■ What you need to do ■
Return all the entries exactly, keeping pictures out.

>> Begin Listed records

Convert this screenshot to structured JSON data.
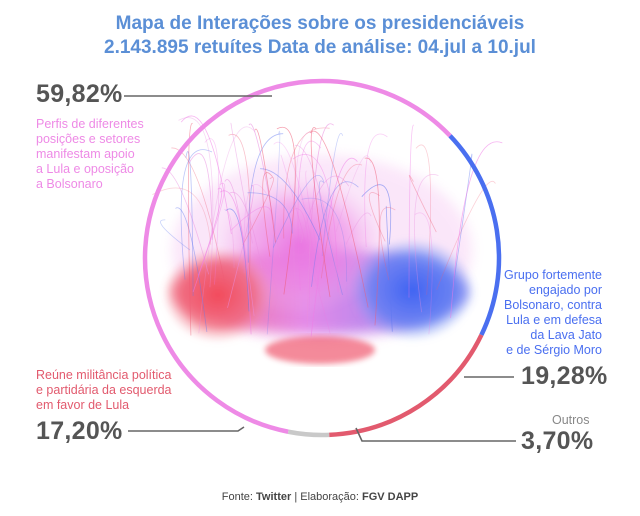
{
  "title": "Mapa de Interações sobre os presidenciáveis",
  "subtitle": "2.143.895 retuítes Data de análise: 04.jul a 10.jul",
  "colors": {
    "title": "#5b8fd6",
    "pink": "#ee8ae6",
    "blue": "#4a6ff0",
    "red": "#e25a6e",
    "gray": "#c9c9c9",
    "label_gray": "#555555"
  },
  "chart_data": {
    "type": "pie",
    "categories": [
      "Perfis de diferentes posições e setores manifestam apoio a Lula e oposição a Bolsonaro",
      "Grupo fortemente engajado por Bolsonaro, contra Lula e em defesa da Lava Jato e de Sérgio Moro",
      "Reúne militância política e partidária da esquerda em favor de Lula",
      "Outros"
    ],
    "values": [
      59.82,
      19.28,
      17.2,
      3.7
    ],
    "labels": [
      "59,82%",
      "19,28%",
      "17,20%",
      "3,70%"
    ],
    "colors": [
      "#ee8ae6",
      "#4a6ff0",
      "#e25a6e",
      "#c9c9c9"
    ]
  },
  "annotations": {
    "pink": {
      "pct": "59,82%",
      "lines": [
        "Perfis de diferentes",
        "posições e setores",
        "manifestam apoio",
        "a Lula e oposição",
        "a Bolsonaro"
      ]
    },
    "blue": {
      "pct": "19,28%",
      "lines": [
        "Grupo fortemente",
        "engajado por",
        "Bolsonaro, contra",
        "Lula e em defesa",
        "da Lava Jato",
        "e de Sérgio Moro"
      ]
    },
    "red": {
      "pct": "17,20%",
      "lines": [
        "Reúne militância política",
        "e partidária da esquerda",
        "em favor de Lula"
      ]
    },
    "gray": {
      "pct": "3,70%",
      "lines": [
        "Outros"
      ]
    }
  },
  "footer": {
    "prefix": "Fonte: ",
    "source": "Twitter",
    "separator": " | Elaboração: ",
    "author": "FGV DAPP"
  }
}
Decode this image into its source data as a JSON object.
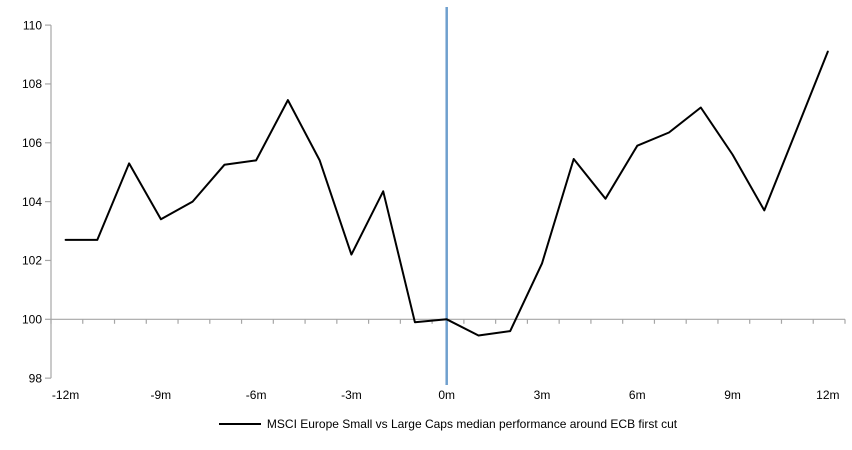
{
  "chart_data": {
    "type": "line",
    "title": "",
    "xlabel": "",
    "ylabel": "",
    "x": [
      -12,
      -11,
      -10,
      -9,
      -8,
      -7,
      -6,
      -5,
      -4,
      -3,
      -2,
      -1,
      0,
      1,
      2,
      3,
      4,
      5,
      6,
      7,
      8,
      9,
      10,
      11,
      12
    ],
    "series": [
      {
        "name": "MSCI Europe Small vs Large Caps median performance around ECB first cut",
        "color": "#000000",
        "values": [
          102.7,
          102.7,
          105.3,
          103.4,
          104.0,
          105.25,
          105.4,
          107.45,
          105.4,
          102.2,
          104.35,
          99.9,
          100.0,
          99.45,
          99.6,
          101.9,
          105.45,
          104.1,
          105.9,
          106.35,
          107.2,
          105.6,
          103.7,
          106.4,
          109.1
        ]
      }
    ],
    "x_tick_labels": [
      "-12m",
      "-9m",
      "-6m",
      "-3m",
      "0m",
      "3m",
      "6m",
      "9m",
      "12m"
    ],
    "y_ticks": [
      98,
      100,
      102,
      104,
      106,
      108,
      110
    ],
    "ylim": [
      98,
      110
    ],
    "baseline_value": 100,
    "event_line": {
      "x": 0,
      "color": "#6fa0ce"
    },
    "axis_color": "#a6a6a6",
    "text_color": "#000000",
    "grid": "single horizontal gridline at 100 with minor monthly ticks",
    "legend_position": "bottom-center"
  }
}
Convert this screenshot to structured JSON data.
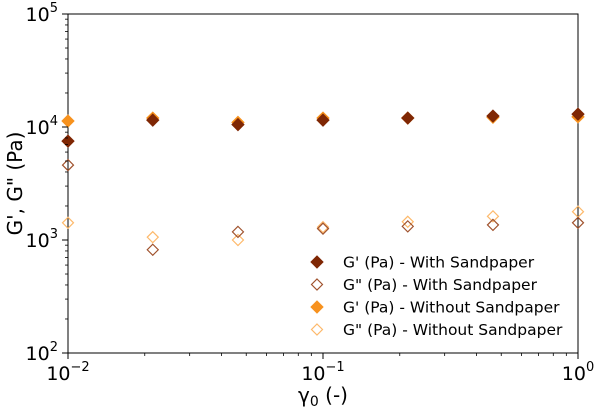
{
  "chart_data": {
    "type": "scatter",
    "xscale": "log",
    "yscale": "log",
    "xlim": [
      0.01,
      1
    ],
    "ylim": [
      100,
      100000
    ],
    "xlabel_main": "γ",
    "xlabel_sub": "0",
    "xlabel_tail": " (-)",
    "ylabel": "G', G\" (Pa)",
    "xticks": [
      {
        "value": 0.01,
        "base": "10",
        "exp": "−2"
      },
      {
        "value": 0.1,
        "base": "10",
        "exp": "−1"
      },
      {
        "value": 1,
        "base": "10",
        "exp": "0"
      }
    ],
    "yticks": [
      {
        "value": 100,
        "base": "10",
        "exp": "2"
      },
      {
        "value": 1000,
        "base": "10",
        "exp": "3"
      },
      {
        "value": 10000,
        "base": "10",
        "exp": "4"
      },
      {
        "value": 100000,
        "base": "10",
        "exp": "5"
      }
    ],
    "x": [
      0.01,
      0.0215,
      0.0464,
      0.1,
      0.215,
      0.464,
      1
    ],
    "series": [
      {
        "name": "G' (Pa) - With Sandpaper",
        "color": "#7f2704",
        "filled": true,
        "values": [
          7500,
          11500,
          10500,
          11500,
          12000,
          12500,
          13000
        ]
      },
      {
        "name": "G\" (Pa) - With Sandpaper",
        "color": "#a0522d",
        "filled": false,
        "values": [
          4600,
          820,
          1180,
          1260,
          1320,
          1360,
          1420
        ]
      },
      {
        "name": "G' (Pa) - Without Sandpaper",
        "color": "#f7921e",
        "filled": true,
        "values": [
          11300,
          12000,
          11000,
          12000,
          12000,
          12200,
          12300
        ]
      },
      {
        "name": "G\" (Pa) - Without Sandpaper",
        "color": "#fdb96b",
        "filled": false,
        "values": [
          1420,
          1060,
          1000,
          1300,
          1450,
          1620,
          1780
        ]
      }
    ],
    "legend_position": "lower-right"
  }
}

>> End Listed records

■ Output for this task ■
Convert this screenshot to structured JSON data.
{
  "title": "Mapa de Interações sobre os presidenciáveis",
  "subtitle": "2.143.895 retuítes Data de análise: 04.jul a 10.jul",
  "colors": {
    "title": "#5b8fd6",
    "pink": "#ee8ae6",
    "blue": "#4a6ff0",
    "red": "#e25a6e",
    "gray": "#c9c9c9",
    "label_gray": "#555555"
  },
  "chart_data": {
    "type": "pie",
    "categories": [
      "Perfis de diferentes posições e setores manifestam apoio a Lula e oposição a Bolsonaro",
      "Grupo fortemente engajado por Bolsonaro, contra Lula e em defesa da Lava Jato e de Sérgio Moro",
      "Reúne militância política e partidária da esquerda em favor de Lula",
      "Outros"
    ],
    "values": [
      59.82,
      19.28,
      17.2,
      3.7
    ],
    "labels": [
      "59,82%",
      "19,28%",
      "17,20%",
      "3,70%"
    ],
    "colors": [
      "#ee8ae6",
      "#4a6ff0",
      "#e25a6e",
      "#c9c9c9"
    ]
  },
  "annotations": {
    "pink": {
      "pct": "59,82%",
      "lines": [
        "Perfis de diferentes",
        "posições e setores",
        "manifestam apoio",
        "a Lula e oposição",
        "a Bolsonaro"
      ]
    },
    "blue": {
      "pct": "19,28%",
      "lines": [
        "Grupo fortemente",
        "engajado por",
        "Bolsonaro, contra",
        "Lula e em defesa",
        "da Lava Jato",
        "e de Sérgio Moro"
      ]
    },
    "red": {
      "pct": "17,20%",
      "lines": [
        "Reúne militância política",
        "e partidária da esquerda",
        "em favor de Lula"
      ]
    },
    "gray": {
      "pct": "3,70%",
      "lines": [
        "Outros"
      ]
    }
  },
  "footer": {
    "prefix": "Fonte: ",
    "source": "Twitter",
    "separator": " | Elaboração: ",
    "author": "FGV DAPP"
  }
}
Decode this image into its source data as a JSON object.
{
  "chart_data": {
    "type": "line",
    "title": "",
    "xlabel": "",
    "ylabel": "",
    "x": [
      -12,
      -11,
      -10,
      -9,
      -8,
      -7,
      -6,
      -5,
      -4,
      -3,
      -2,
      -1,
      0,
      1,
      2,
      3,
      4,
      5,
      6,
      7,
      8,
      9,
      10,
      11,
      12
    ],
    "series": [
      {
        "name": "MSCI Europe Small vs Large Caps median performance around ECB first cut",
        "color": "#000000",
        "values": [
          102.7,
          102.7,
          105.3,
          103.4,
          104.0,
          105.25,
          105.4,
          107.45,
          105.4,
          102.2,
          104.35,
          99.9,
          100.0,
          99.45,
          99.6,
          101.9,
          105.45,
          104.1,
          105.9,
          106.35,
          107.2,
          105.6,
          103.7,
          106.4,
          109.1
        ]
      }
    ],
    "x_tick_labels": [
      "-12m",
      "-9m",
      "-6m",
      "-3m",
      "0m",
      "3m",
      "6m",
      "9m",
      "12m"
    ],
    "y_ticks": [
      98,
      100,
      102,
      104,
      106,
      108,
      110
    ],
    "ylim": [
      98,
      110
    ],
    "baseline_value": 100,
    "event_line": {
      "x": 0,
      "color": "#6fa0ce"
    },
    "axis_color": "#a6a6a6",
    "text_color": "#000000",
    "grid": "single horizontal gridline at 100 with minor monthly ticks",
    "legend_position": "bottom-center"
  }
}
Convert this screenshot to structured JSON data.
{
  "chart_data": {
    "type": "scatter",
    "xscale": "log",
    "yscale": "log",
    "xlim": [
      0.01,
      1
    ],
    "ylim": [
      100,
      100000
    ],
    "xlabel_main": "γ",
    "xlabel_sub": "0",
    "xlabel_tail": " (-)",
    "ylabel": "G', G\" (Pa)",
    "xticks": [
      {
        "value": 0.01,
        "base": "10",
        "exp": "−2"
      },
      {
        "value": 0.1,
        "base": "10",
        "exp": "−1"
      },
      {
        "value": 1,
        "base": "10",
        "exp": "0"
      }
    ],
    "yticks": [
      {
        "value": 100,
        "base": "10",
        "exp": "2"
      },
      {
        "value": 1000,
        "base": "10",
        "exp": "3"
      },
      {
        "value": 10000,
        "base": "10",
        "exp": "4"
      },
      {
        "value": 100000,
        "base": "10",
        "exp": "5"
      }
    ],
    "x": [
      0.01,
      0.0215,
      0.0464,
      0.1,
      0.215,
      0.464,
      1
    ],
    "series": [
      {
        "name": "G' (Pa) - With Sandpaper",
        "color": "#7f2704",
        "filled": true,
        "values": [
          7500,
          11500,
          10500,
          11500,
          12000,
          12500,
          13000
        ]
      },
      {
        "name": "G\" (Pa) - With Sandpaper",
        "color": "#a0522d",
        "filled": false,
        "values": [
          4600,
          820,
          1180,
          1260,
          1320,
          1360,
          1420
        ]
      },
      {
        "name": "G' (Pa) - Without Sandpaper",
        "color": "#f7921e",
        "filled": true,
        "values": [
          11300,
          12000,
          11000,
          12000,
          12000,
          12200,
          12300
        ]
      },
      {
        "name": "G\" (Pa) - Without Sandpaper",
        "color": "#fdb96b",
        "filled": false,
        "values": [
          1420,
          1060,
          1000,
          1300,
          1450,
          1620,
          1780
        ]
      }
    ],
    "legend_position": "lower-right"
  }
}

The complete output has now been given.